What the exercise asks: Find every line in the records below that contains the word "cliente", and copy each such line.
**** Input ****
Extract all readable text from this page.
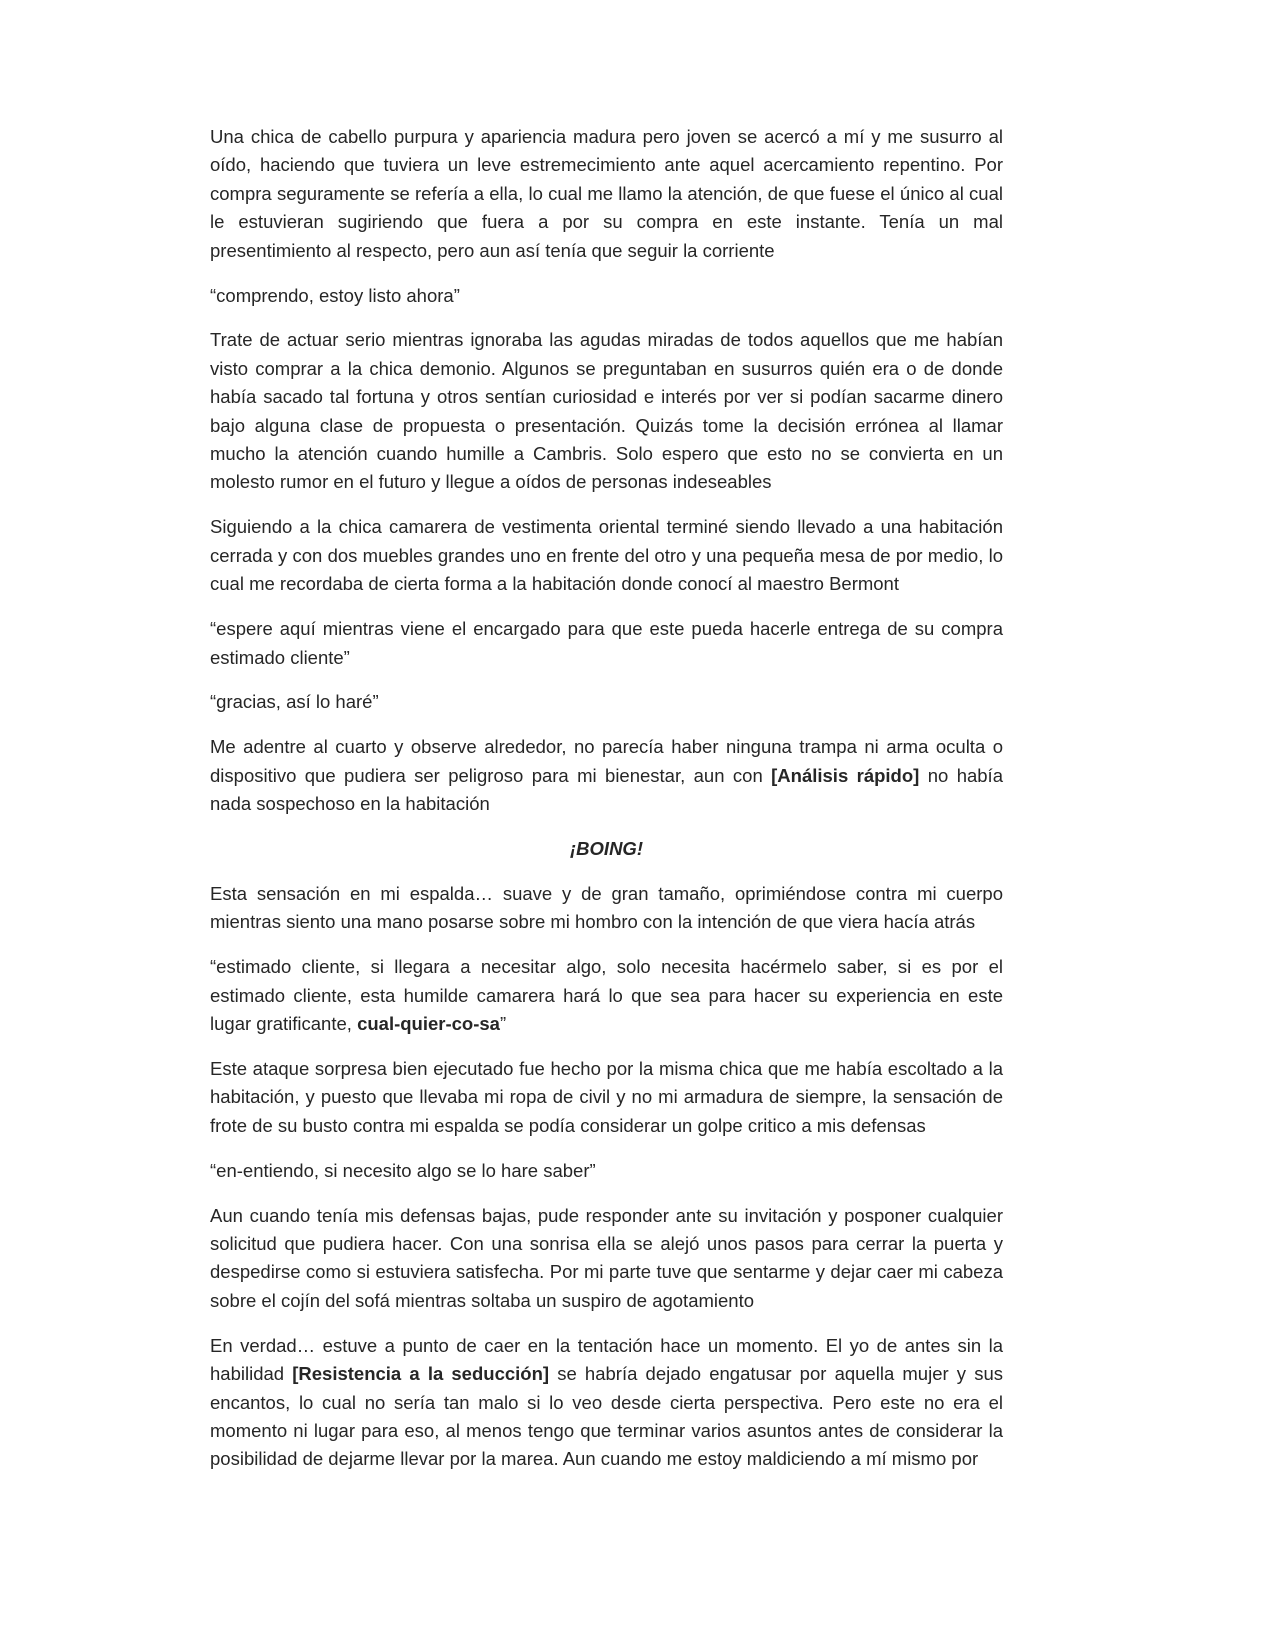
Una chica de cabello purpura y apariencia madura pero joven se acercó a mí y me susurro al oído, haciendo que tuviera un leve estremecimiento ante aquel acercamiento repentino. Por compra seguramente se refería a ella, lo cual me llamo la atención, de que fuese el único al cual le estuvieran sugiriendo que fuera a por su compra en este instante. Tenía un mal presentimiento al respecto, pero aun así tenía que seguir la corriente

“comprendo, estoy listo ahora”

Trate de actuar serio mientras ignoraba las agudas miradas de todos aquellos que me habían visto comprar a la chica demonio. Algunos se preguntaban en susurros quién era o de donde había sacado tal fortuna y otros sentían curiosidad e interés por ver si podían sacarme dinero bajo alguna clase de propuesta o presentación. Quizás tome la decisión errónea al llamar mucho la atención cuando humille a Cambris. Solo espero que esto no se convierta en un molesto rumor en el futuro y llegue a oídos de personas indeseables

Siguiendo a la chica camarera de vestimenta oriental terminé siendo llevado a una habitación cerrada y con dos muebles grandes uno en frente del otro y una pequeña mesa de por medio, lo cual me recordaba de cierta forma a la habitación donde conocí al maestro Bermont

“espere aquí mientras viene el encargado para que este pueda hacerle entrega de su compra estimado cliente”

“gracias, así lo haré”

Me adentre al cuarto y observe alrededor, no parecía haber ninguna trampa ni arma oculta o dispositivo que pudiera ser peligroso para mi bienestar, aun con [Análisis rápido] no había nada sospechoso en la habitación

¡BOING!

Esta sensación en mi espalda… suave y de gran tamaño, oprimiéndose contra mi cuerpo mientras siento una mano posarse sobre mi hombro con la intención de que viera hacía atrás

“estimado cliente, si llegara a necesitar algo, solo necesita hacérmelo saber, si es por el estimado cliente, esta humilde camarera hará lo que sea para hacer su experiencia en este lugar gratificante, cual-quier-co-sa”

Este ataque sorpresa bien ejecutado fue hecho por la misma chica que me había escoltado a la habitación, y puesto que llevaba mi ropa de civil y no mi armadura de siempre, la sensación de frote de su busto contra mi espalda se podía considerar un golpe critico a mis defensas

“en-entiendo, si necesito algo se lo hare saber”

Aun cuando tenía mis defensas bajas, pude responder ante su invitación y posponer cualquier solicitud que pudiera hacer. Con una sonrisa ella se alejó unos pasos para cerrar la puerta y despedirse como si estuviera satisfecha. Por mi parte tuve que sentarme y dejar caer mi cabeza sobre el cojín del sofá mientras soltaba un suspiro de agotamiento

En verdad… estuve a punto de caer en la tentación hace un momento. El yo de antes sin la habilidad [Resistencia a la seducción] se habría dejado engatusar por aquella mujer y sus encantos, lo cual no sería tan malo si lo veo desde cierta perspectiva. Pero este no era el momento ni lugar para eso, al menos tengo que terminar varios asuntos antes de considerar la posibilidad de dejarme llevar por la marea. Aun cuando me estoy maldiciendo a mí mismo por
****
**** Input ****
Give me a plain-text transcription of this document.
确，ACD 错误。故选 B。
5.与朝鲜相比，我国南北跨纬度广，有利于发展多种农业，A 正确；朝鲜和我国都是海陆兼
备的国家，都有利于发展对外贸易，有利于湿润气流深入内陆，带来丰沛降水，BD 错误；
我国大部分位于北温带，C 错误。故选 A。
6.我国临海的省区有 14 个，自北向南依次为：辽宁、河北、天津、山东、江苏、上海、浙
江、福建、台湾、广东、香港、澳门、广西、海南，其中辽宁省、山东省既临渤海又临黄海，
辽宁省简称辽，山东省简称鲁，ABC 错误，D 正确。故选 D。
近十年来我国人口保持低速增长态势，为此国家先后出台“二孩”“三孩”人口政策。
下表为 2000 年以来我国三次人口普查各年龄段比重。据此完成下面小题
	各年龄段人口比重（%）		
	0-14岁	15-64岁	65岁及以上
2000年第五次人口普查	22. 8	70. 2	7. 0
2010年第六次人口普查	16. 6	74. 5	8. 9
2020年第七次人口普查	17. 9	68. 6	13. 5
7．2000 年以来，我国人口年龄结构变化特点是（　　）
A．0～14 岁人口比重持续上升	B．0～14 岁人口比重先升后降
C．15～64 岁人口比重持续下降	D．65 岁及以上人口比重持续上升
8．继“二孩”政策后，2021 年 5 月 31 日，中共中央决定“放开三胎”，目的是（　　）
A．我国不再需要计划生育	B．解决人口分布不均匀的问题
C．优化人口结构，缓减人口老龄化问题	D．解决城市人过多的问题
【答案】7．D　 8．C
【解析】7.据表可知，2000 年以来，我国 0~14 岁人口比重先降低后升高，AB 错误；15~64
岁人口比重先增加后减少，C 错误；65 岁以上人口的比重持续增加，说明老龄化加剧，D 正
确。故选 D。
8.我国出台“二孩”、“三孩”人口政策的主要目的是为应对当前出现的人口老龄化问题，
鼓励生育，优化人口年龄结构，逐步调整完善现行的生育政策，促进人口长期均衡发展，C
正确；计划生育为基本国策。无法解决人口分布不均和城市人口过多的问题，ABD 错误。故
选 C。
****
**** Input ****
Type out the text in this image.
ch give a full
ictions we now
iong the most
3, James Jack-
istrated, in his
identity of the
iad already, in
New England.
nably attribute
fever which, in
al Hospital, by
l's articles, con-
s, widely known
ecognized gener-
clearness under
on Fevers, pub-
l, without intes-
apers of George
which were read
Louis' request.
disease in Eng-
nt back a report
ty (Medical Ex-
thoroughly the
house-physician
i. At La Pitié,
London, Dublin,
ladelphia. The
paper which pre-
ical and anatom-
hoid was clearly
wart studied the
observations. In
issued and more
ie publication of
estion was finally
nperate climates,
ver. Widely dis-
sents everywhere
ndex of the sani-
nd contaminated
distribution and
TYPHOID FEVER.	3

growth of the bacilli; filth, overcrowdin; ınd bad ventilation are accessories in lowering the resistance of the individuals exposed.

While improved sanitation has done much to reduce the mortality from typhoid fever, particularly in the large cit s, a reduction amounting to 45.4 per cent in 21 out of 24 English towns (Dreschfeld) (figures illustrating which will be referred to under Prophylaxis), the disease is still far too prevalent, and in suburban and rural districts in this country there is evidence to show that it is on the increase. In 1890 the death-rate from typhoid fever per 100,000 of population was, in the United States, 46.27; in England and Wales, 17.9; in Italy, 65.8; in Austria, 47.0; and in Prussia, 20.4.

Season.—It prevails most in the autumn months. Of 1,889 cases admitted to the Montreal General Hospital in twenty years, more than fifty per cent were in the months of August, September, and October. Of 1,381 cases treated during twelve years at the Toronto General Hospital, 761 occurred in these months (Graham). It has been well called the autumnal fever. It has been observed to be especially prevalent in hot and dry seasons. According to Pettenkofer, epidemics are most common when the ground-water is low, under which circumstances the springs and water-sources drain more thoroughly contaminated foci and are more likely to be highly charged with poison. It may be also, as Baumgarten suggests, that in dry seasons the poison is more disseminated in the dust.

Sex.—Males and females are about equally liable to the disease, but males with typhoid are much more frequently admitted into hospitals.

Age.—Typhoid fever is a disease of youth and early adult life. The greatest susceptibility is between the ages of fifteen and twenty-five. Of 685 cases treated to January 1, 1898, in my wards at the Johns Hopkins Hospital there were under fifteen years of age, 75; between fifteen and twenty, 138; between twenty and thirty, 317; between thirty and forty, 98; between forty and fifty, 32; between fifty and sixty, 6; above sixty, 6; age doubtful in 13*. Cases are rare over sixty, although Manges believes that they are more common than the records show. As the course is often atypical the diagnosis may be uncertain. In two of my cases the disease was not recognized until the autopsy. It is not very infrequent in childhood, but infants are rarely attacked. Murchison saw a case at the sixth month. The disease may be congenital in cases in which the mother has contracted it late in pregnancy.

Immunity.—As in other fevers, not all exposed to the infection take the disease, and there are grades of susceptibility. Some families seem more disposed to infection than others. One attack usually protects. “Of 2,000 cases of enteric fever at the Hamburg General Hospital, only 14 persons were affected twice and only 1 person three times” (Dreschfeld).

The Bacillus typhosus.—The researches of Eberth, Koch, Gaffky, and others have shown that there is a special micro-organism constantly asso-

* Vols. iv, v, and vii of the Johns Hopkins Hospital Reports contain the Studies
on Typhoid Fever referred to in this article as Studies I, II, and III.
****
Reply:
“espere aquí mientras viene el encargado para que este pueda hacerle entrega de su compra estimado cliente”
“estimado cliente, si llegara a necesitar algo, solo necesita hacérmelo saber, si es por el estimado cliente, esta humilde camarera hará lo que sea para hacer su experiencia en este lugar gratificante, cual-quier-co-sa”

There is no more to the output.